Select each line where the word "ΒΑΣΙΚΟΣ" appears.

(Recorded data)
◇ ◇ ◇ ◇ ◇

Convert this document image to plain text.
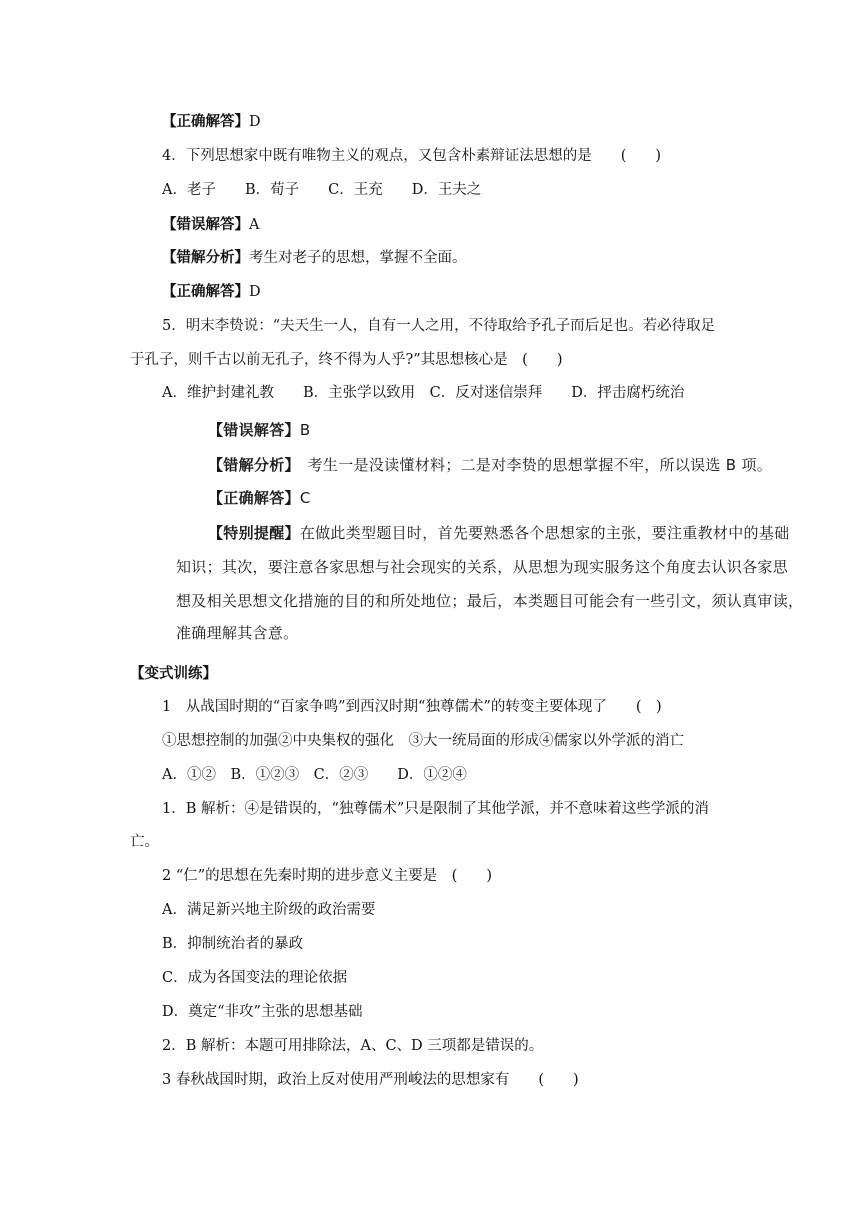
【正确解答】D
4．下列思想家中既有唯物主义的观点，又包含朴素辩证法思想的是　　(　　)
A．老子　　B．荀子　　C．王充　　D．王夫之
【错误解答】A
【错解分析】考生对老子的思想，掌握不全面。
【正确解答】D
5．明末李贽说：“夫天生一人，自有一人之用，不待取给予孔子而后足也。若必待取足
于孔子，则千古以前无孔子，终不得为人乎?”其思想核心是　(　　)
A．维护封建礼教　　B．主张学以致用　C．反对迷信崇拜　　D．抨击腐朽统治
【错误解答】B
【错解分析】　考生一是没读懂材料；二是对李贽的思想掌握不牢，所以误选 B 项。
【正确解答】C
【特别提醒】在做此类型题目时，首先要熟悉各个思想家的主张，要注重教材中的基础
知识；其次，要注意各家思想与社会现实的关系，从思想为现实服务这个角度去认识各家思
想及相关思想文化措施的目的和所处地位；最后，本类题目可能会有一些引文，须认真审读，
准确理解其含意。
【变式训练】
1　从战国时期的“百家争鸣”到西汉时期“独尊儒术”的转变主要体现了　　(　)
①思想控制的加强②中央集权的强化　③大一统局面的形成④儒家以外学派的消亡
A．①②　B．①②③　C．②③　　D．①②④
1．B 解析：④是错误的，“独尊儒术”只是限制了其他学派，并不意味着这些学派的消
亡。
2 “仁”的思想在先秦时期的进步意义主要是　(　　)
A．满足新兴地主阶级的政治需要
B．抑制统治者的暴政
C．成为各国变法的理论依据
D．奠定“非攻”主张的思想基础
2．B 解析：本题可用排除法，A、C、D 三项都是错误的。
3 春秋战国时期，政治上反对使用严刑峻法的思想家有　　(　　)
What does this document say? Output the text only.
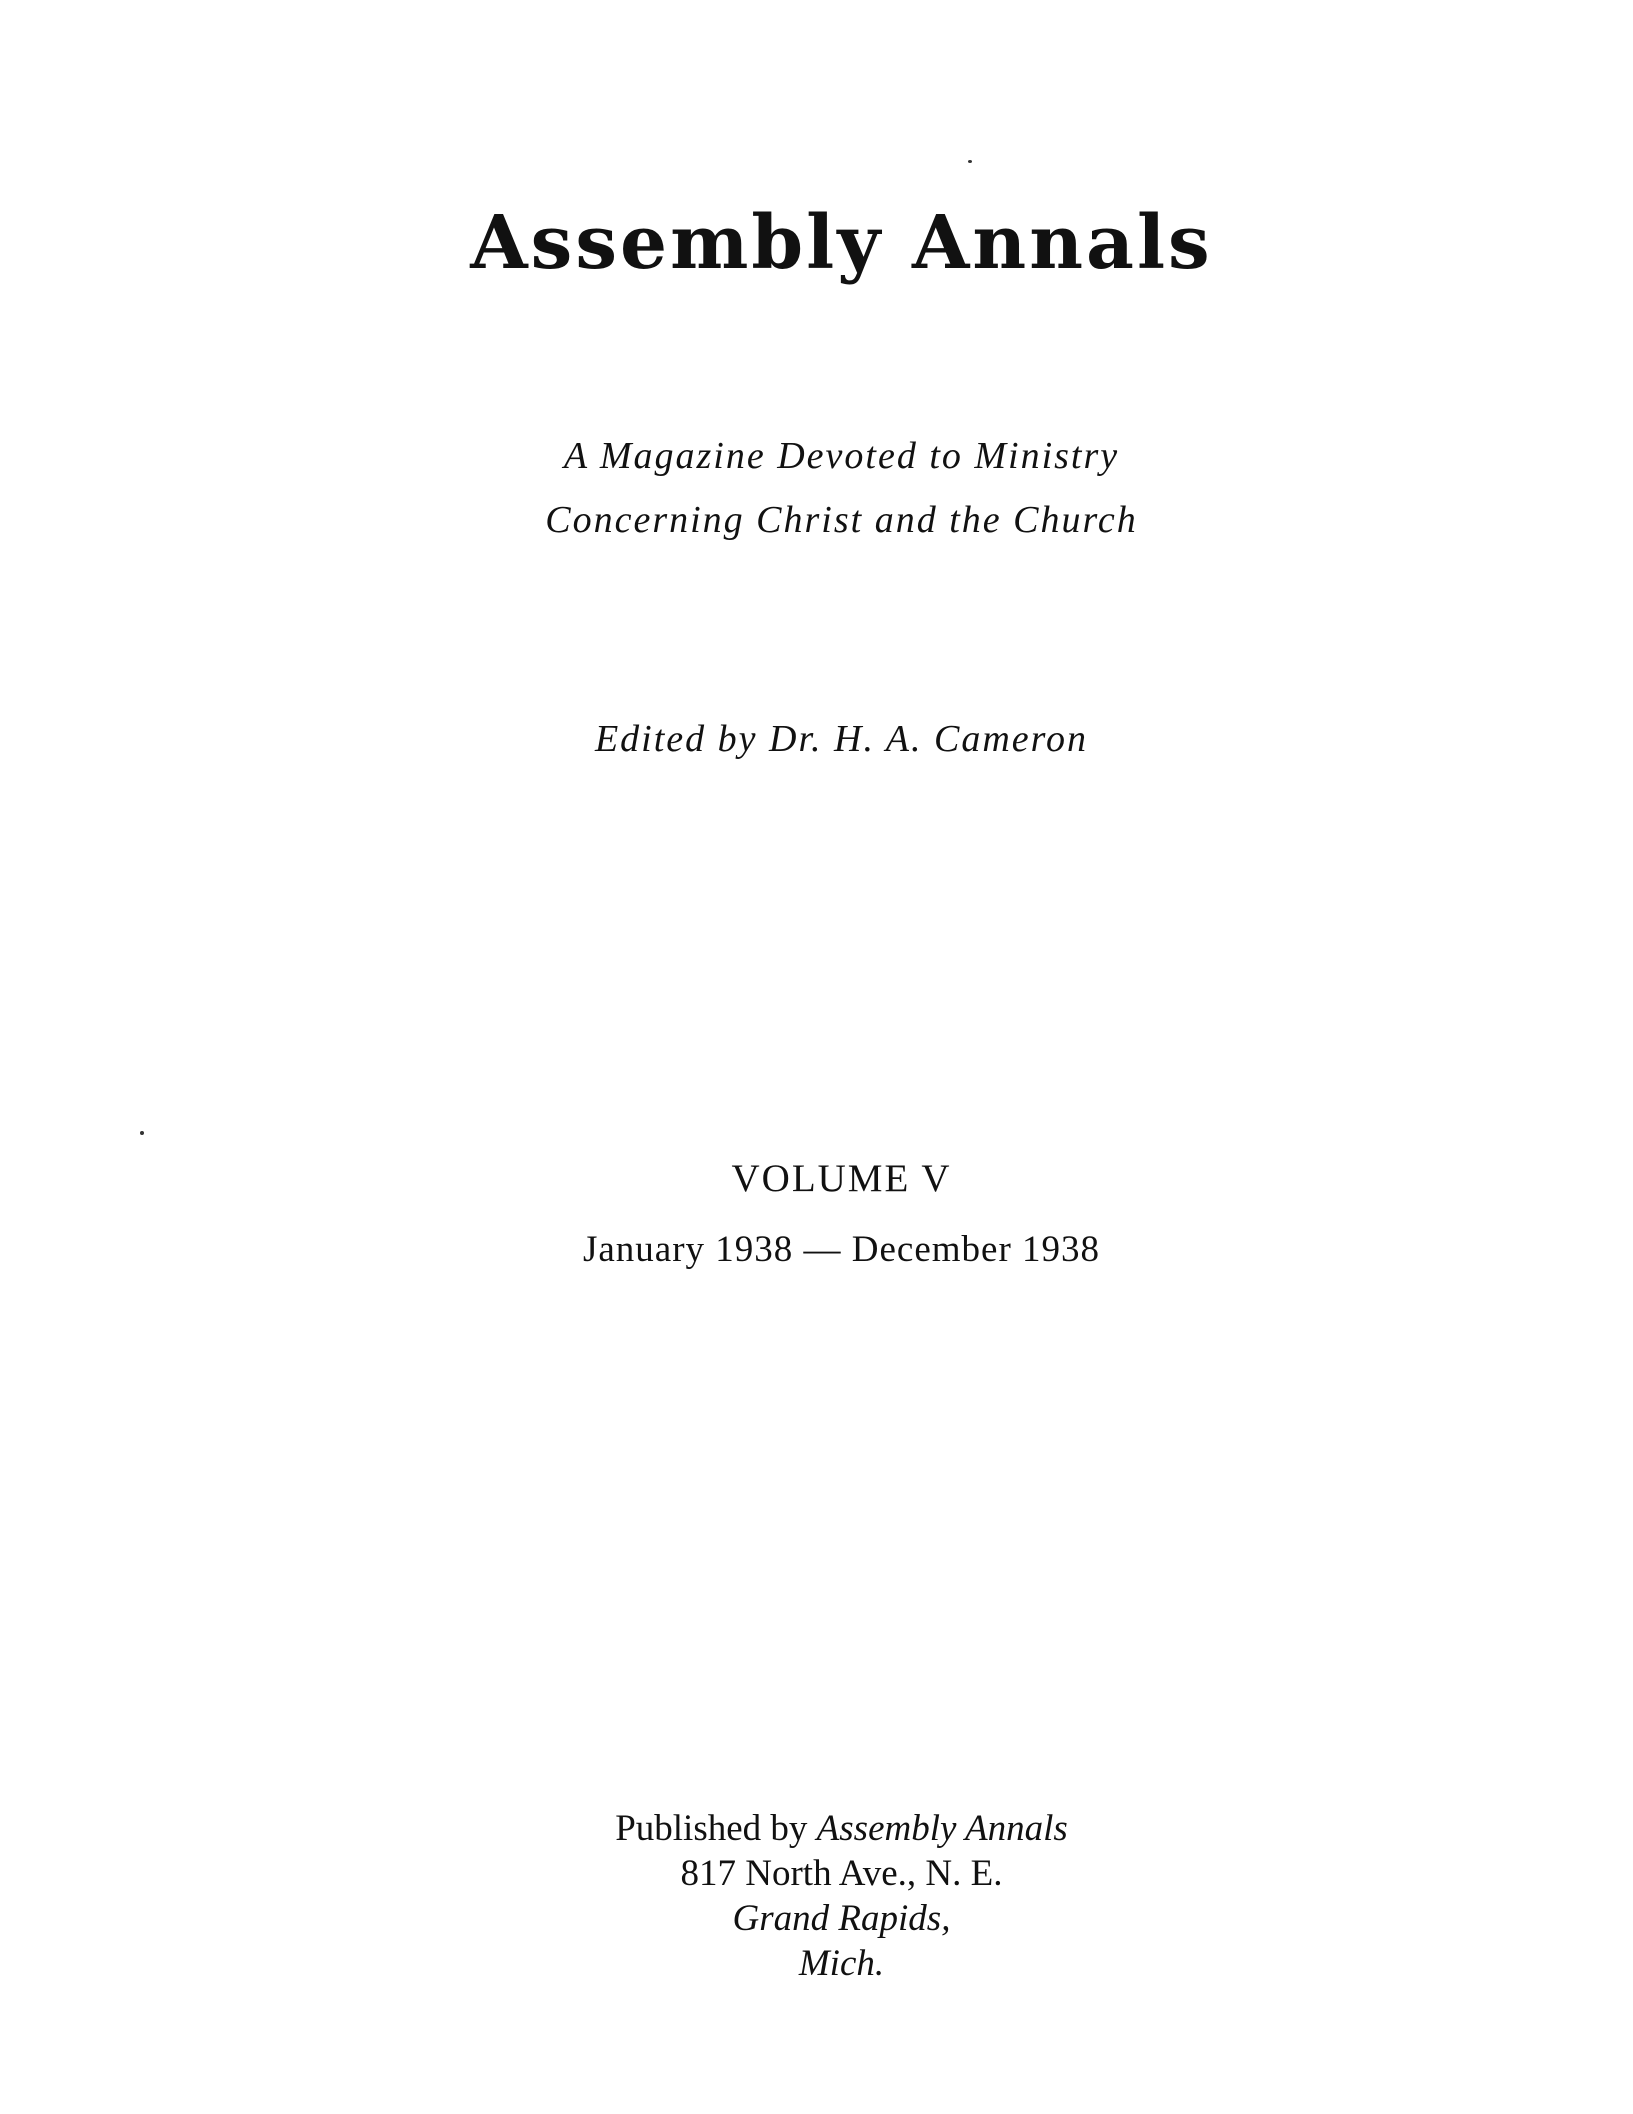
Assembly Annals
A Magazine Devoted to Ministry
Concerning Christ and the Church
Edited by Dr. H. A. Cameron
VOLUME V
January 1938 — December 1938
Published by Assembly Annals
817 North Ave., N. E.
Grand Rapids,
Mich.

◇ ◇ ◇ ◇ ◇

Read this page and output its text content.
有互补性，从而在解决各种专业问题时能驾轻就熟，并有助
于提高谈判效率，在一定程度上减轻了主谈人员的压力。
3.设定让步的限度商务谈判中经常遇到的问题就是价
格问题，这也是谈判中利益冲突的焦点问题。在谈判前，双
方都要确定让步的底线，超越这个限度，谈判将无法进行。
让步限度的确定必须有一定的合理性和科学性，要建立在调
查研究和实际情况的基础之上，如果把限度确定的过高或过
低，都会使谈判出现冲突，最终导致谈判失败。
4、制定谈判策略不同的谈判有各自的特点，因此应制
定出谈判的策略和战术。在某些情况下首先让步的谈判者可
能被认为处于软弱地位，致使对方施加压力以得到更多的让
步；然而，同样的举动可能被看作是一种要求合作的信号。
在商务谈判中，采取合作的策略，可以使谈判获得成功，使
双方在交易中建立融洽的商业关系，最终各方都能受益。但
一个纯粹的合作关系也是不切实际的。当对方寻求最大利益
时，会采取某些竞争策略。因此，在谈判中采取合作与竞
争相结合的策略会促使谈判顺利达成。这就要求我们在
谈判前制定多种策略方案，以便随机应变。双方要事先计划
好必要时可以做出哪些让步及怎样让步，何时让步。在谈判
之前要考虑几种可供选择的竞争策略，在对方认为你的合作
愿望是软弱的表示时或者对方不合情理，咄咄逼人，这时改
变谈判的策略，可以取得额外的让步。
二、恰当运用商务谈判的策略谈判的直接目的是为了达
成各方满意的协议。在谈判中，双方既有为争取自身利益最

◇ ◇ ◇ ◇ ◇

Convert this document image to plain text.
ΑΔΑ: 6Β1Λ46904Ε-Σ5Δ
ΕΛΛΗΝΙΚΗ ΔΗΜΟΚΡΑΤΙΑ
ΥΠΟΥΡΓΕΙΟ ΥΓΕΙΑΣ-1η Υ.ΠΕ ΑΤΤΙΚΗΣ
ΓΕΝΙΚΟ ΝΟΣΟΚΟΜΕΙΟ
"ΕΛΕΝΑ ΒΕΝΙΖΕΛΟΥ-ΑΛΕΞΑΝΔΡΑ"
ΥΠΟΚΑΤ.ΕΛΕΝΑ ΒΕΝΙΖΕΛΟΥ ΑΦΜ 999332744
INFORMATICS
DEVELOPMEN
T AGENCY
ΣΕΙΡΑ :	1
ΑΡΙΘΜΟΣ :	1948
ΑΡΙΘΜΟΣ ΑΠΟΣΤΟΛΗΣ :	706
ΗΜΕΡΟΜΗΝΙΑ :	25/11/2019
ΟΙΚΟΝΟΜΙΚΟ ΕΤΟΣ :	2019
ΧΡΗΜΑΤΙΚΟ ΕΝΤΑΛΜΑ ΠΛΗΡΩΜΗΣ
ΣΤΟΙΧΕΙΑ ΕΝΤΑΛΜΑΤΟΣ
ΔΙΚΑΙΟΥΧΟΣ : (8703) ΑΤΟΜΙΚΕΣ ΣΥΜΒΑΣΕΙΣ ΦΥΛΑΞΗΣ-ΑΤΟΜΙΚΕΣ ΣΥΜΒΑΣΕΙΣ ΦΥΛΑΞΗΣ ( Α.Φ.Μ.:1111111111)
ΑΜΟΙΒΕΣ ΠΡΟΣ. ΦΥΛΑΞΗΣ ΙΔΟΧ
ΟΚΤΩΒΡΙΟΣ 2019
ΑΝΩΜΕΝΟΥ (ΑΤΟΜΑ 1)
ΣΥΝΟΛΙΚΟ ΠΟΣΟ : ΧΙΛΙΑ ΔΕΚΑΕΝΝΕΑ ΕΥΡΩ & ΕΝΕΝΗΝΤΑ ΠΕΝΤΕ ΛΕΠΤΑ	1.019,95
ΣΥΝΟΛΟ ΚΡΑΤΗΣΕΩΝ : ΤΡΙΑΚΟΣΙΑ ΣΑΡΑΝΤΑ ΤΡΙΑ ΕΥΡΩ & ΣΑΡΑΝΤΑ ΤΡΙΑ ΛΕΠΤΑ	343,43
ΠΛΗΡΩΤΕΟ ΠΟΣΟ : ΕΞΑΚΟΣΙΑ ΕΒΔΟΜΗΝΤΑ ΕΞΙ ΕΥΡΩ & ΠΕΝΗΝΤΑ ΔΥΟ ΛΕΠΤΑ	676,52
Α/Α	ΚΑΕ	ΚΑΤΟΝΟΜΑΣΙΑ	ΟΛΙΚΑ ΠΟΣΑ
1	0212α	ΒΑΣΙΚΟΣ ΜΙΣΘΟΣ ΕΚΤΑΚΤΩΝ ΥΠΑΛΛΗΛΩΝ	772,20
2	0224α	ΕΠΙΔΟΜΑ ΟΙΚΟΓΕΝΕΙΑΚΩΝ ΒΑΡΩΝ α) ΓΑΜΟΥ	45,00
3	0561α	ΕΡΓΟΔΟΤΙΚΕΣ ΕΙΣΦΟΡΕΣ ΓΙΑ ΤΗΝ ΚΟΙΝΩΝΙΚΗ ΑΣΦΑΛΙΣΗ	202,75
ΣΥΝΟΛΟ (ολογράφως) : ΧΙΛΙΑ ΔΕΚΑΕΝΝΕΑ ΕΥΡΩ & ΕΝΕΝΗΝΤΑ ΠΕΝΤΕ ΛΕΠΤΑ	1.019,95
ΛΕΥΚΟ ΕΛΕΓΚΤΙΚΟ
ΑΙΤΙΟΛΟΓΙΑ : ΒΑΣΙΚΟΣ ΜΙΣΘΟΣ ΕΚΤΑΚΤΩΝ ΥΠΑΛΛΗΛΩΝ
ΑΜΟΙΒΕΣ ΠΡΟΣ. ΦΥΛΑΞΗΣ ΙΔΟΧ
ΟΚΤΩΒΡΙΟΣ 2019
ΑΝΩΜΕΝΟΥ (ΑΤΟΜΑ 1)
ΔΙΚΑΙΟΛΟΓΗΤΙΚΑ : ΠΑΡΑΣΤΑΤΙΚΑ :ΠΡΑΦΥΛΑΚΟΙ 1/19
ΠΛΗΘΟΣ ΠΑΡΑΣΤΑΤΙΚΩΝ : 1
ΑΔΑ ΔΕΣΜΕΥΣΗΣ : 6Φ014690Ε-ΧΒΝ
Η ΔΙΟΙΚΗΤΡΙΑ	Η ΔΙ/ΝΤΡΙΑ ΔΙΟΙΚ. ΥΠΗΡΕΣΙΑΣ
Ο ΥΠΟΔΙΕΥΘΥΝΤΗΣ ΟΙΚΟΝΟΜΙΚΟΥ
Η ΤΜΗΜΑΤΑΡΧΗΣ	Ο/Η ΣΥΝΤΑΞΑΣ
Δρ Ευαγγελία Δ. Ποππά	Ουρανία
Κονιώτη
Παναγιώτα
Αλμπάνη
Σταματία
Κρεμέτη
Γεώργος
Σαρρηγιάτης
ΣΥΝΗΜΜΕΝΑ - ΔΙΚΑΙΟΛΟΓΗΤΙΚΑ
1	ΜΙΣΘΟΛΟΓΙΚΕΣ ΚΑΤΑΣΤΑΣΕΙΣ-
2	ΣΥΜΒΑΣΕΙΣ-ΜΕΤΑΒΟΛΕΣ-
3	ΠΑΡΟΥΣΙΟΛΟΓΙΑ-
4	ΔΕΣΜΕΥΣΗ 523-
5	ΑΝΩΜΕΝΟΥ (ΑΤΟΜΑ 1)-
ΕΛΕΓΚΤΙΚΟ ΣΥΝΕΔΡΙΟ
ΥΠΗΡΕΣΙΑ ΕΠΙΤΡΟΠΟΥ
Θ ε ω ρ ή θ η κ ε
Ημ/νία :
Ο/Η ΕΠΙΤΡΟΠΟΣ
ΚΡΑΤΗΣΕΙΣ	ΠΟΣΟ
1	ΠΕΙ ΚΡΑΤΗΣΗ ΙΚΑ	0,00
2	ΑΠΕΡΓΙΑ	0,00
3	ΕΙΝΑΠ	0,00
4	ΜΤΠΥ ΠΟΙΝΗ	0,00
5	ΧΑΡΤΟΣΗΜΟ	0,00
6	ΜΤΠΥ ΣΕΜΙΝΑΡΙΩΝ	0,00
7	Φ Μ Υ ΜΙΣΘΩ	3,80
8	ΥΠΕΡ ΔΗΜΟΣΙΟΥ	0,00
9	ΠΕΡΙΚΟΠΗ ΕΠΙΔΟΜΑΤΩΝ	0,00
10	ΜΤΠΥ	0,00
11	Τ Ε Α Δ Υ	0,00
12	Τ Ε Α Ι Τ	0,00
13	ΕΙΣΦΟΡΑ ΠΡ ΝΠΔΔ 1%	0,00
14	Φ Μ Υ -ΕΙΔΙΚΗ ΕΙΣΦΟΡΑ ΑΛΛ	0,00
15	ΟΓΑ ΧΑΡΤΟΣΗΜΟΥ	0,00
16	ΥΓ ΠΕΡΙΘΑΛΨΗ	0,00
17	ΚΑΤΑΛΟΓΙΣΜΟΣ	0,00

◇ ◇ ◇ ◇ ◇

IN RESPONSE:
1	0212α	ΒΑΣΙΚΟΣ ΜΙΣΘΟΣ ΕΚΤΑΚΤΩΝ ΥΠΑΛΛΗΛΩΝ	772,20
ΑΙΤΙΟΛΟΓΙΑ : ΒΑΣΙΚΟΣ ΜΙΣΘΟΣ ΕΚΤΑΚΤΩΝ ΥΠΑΛΛΗΛΩΝ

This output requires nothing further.